Please quote the material exactly, every line of it.

BEGIN ITEMS

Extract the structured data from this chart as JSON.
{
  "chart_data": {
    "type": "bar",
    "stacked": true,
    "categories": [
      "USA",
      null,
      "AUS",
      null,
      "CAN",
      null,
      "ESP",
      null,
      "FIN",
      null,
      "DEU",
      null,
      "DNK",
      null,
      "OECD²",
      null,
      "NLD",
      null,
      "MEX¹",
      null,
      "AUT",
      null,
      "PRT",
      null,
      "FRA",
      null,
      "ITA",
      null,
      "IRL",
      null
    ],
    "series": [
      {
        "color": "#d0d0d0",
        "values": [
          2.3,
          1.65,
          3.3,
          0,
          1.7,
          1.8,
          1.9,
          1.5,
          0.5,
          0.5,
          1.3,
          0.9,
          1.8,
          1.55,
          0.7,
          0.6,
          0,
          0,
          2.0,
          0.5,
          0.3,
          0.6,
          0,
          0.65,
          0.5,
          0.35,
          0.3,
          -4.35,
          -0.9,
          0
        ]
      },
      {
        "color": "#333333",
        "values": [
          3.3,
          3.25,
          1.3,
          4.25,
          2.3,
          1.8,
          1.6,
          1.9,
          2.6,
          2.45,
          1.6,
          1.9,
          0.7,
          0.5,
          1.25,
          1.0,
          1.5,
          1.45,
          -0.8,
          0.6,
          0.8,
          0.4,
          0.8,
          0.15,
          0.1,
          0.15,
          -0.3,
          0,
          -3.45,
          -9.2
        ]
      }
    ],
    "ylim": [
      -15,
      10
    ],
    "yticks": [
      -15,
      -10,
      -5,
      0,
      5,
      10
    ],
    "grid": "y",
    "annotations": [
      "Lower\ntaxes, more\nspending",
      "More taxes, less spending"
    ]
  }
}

END ITEMS

EXPECTED ANSWER →
Extract the structured data from this chart as JSON.
{
  "chart_data": {
    "type": "bar",
    "stacked": true,
    "categories": [
      "USA",
      null,
      "AUS",
      null,
      "CAN",
      null,
      "ESP",
      null,
      "FIN",
      null,
      "DEU",
      null,
      "DNK",
      null,
      "OECD²",
      null,
      "NLD",
      null,
      "MEX¹",
      null,
      "AUT",
      null,
      "PRT",
      null,
      "FRA",
      null,
      "ITA",
      null,
      "IRL",
      null
    ],
    "series": [
      {
        "color": "#d0d0d0",
        "values": [
          2.3,
          1.65,
          3.3,
          0,
          1.7,
          1.8,
          1.9,
          1.5,
          0.5,
          0.5,
          1.3,
          0.9,
          1.8,
          1.55,
          0.7,
          0.6,
          0,
          0,
          2.0,
          0.5,
          0.3,
          0.6,
          0,
          0.65,
          0.5,
          0.35,
          0.3,
          -4.35,
          -0.9,
          0
        ]
      },
      {
        "color": "#333333",
        "values": [
          3.3,
          3.25,
          1.3,
          4.25,
          2.3,
          1.8,
          1.6,
          1.9,
          2.6,
          2.45,
          1.6,
          1.9,
          0.7,
          0.5,
          1.25,
          1.0,
          1.5,
          1.45,
          -0.8,
          0.6,
          0.8,
          0.4,
          0.8,
          0.15,
          0.1,
          0.15,
          -0.3,
          0,
          -3.45,
          -9.2
        ]
      }
    ],
    "ylim": [
      -15,
      10
    ],
    "yticks": [
      -15,
      -10,
      -5,
      0,
      5,
      10
    ],
    "grid": "y",
    "annotations": [
      "Lower\ntaxes, more\nspending",
      "More taxes, less spending"
    ]
  }
}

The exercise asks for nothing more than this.